Set problem: Produce the listing below again, exactly as shown.

Provided records:
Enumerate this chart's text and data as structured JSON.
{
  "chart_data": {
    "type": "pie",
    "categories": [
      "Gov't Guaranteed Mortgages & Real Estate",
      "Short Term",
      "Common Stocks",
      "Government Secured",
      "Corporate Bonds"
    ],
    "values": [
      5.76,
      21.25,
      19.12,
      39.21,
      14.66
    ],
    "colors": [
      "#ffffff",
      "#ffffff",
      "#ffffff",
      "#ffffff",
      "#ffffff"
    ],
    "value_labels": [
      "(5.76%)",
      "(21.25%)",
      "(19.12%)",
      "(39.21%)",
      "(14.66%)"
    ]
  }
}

Output of the task:
Enumerate this chart's text and data as structured JSON.
{
  "chart_data": {
    "type": "pie",
    "categories": [
      "Gov't Guaranteed Mortgages & Real Estate",
      "Short Term",
      "Common Stocks",
      "Government Secured",
      "Corporate Bonds"
    ],
    "values": [
      5.76,
      21.25,
      19.12,
      39.21,
      14.66
    ],
    "colors": [
      "#ffffff",
      "#ffffff",
      "#ffffff",
      "#ffffff",
      "#ffffff"
    ],
    "value_labels": [
      "(5.76%)",
      "(21.25%)",
      "(19.12%)",
      "(39.21%)",
      "(14.66%)"
    ]
  }
}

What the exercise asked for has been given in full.